WHAT IS BEING ASKED: Determine the number of lines in these entries that hold the word "text". Give the number and nothing more.

TASK MATERIAL:
Start
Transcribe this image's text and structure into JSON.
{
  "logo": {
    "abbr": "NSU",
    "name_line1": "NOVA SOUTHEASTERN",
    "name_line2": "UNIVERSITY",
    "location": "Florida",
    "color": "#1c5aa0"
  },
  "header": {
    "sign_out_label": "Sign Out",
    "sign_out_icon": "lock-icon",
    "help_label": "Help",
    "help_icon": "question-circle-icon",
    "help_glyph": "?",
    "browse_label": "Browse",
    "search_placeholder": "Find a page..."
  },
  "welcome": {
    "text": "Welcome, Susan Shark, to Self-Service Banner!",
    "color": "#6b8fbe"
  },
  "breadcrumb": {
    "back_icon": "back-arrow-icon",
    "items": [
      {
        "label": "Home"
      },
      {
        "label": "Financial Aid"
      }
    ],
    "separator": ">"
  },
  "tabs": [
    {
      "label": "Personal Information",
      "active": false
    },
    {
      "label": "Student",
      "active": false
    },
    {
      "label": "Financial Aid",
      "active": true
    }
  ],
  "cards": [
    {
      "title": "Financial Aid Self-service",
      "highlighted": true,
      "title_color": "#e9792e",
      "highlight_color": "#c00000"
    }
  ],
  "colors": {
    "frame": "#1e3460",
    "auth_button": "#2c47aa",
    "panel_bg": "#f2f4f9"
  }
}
End
RESULT FOR THIS TASK: 2